Source data
— Start —

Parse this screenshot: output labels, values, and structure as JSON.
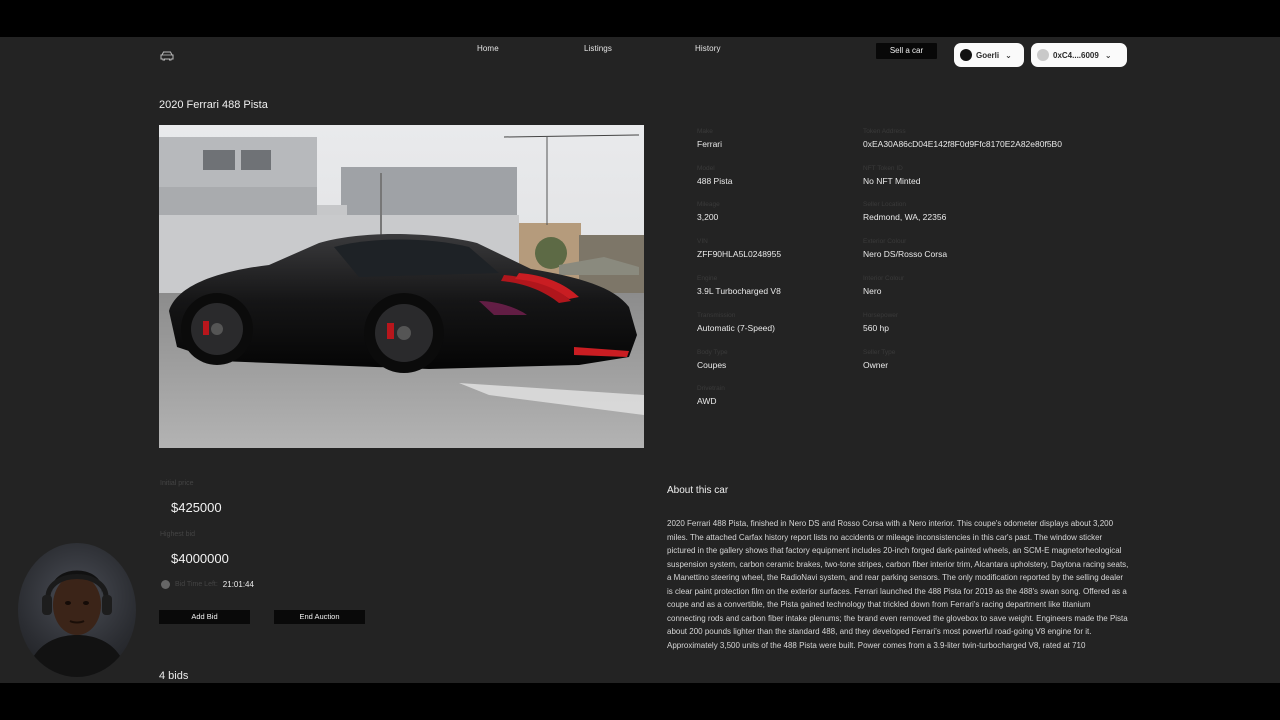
{
  "nav": {
    "links": [
      "Home",
      "Listings",
      "History"
    ],
    "sell_label": "Sell a car",
    "network_label": "Goerli",
    "account_label": "0xC4....6009"
  },
  "listing": {
    "title": "2020 Ferrari 488 Pista",
    "specs": [
      {
        "label": "Make",
        "value": "Ferrari"
      },
      {
        "label": "Token Address",
        "value": "0xEA30A86cD04E142f8F0d9Ffc8170E2A82e80f5B0"
      },
      {
        "label": "Model",
        "value": "488 Pista"
      },
      {
        "label": "NFT Token ID",
        "value": "No NFT Minted"
      },
      {
        "label": "Mileage",
        "value": "3,200"
      },
      {
        "label": "Seller Location",
        "value": "Redmond, WA, 22356"
      },
      {
        "label": "VIN",
        "value": "ZFF90HLA5L0248955"
      },
      {
        "label": "Exterior Colour",
        "value": "Nero DS/Rosso Corsa"
      },
      {
        "label": "Engine",
        "value": "3.9L Turbocharged V8"
      },
      {
        "label": "Interior Colour",
        "value": "Nero"
      },
      {
        "label": "Transmission",
        "value": "Automatic (7-Speed)"
      },
      {
        "label": "Horsepower",
        "value": "560 hp"
      },
      {
        "label": "Body Type",
        "value": "Coupes"
      },
      {
        "label": "Seller Type",
        "value": "Owner"
      },
      {
        "label": "Drivetrain",
        "value": "AWD"
      }
    ]
  },
  "auction": {
    "initial_price_label": "Initial price",
    "initial_price": "$425000",
    "highest_bid_label": "Highest bid",
    "highest_bid": "$4000000",
    "time_left_label": "Bid Time Left:",
    "time_left": "21:01:44",
    "add_bid_label": "Add Bid",
    "end_auction_label": "End Auction",
    "bids_count": "4 bids"
  },
  "about": {
    "title": "About this car",
    "text": "2020 Ferrari 488 Pista, finished in Nero DS and Rosso Corsa with a Nero interior. This coupe's odometer displays about 3,200 miles. The attached Carfax history report lists no accidents or mileage inconsistencies in this car's past. The window sticker pictured in the gallery shows that factory equipment includes 20-inch forged dark-painted wheels, an SCM-E magnetorheological suspension system, carbon ceramic brakes, two-tone stripes, carbon fiber interior trim, Alcantara upholstery, Daytona racing seats, a Manettino steering wheel, the RadioNavi system, and rear parking sensors. The only modification reported by the selling dealer is clear paint protection film on the exterior surfaces. Ferrari launched the 488 Pista for 2019 as the 488's swan song. Offered as a coupe and as a convertible, the Pista gained technology that trickled down from Ferrari's racing department like titanium connecting rods and carbon fiber intake plenums; the brand even removed the glovebox to save weight. Engineers made the Pista about 200 pounds lighter than the standard 488, and they developed Ferrari's most powerful road-going V8 engine for it. Approximately 3,500 units of the 488 Pista were built. Power comes from a 3.9-liter twin-turbocharged V8, rated at 710"
  }
}
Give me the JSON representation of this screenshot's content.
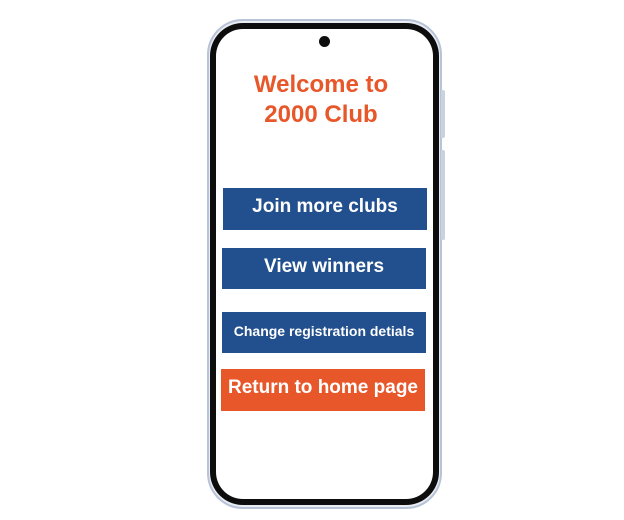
{
  "welcome": {
    "line1": "Welcome to",
    "line2": "2000 Club"
  },
  "menu": {
    "join_more_clubs": "Join more clubs",
    "view_winners": "View winners",
    "change_registration": "Change registration detials",
    "return_home": "Return to home page"
  },
  "colors": {
    "accent_orange": "#e8572a",
    "button_blue": "#22508e",
    "bezel": "#0d0d0d",
    "frame": "#e9edf3"
  },
  "icons": {
    "camera": "front-camera-icon"
  }
}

— End —

__Task objective__.
Quote the material word for word, dropping any images it holds.

__Answer for this exercise__.
Parse this screenshot: output labels, values, and structure as JSON.
{
  "nav": {
    "links": [
      "Home",
      "Listings",
      "History"
    ],
    "sell_label": "Sell a car",
    "network_label": "Goerli",
    "account_label": "0xC4....6009"
  },
  "listing": {
    "title": "2020 Ferrari 488 Pista",
    "specs": [
      {
        "label": "Make",
        "value": "Ferrari"
      },
      {
        "label": "Token Address",
        "value": "0xEA30A86cD04E142f8F0d9Ffc8170E2A82e80f5B0"
      },
      {
        "label": "Model",
        "value": "488 Pista"
      },
      {
        "label": "NFT Token ID",
        "value": "No NFT Minted"
      },
      {
        "label": "Mileage",
        "value": "3,200"
      },
      {
        "label": "Seller Location",
        "value": "Redmond, WA, 22356"
      },
      {
        "label": "VIN",
        "value": "ZFF90HLA5L0248955"
      },
      {
        "label": "Exterior Colour",
        "value": "Nero DS/Rosso Corsa"
      },
      {
        "label": "Engine",
        "value": "3.9L Turbocharged V8"
      },
      {
        "label": "Interior Colour",
        "value": "Nero"
      },
      {
        "label": "Transmission",
        "value": "Automatic (7-Speed)"
      },
      {
        "label": "Horsepower",
        "value": "560 hp"
      },
      {
        "label": "Body Type",
        "value": "Coupes"
      },
      {
        "label": "Seller Type",
        "value": "Owner"
      },
      {
        "label": "Drivetrain",
        "value": "AWD"
      }
    ]
  },
  "auction": {
    "initial_price_label": "Initial price",
    "initial_price": "$425000",
    "highest_bid_label": "Highest bid",
    "highest_bid": "$4000000",
    "time_left_label": "Bid Time Left:",
    "time_left": "21:01:44",
    "add_bid_label": "Add Bid",
    "end_auction_label": "End Auction",
    "bids_count": "4 bids"
  },
  "about": {
    "title": "About this car",
    "text": "2020 Ferrari 488 Pista, finished in Nero DS and Rosso Corsa with a Nero interior. This coupe's odometer displays about 3,200 miles. The attached Carfax history report lists no accidents or mileage inconsistencies in this car's past. The window sticker pictured in the gallery shows that factory equipment includes 20-inch forged dark-painted wheels, an SCM-E magnetorheological suspension system, carbon ceramic brakes, two-tone stripes, carbon fiber interior trim, Alcantara upholstery, Daytona racing seats, a Manettino steering wheel, the RadioNavi system, and rear parking sensors. The only modification reported by the selling dealer is clear paint protection film on the exterior surfaces. Ferrari launched the 488 Pista for 2019 as the 488's swan song. Offered as a coupe and as a convertible, the Pista gained technology that trickled down from Ferrari's racing department like titanium connecting rods and carbon fiber intake plenums; the brand even removed the glovebox to save weight. Engineers made the Pista about 200 pounds lighter than the standard 488, and they developed Ferrari's most powerful road-going V8 engine for it. Approximately 3,500 units of the 488 Pista were built. Power comes from a 3.9-liter twin-turbocharged V8, rated at 710"
  }
}
Give me the JSON representation of this screenshot's content.
{
  "welcome": {
    "line1": "Welcome to",
    "line2": "2000 Club"
  },
  "menu": {
    "join_more_clubs": "Join more clubs",
    "view_winners": "View winners",
    "change_registration": "Change registration detials",
    "return_home": "Return to home page"
  },
  "colors": {
    "accent_orange": "#e8572a",
    "button_blue": "#22508e",
    "bezel": "#0d0d0d",
    "frame": "#e9edf3"
  },
  "icons": {
    "camera": "front-camera-icon"
  }
}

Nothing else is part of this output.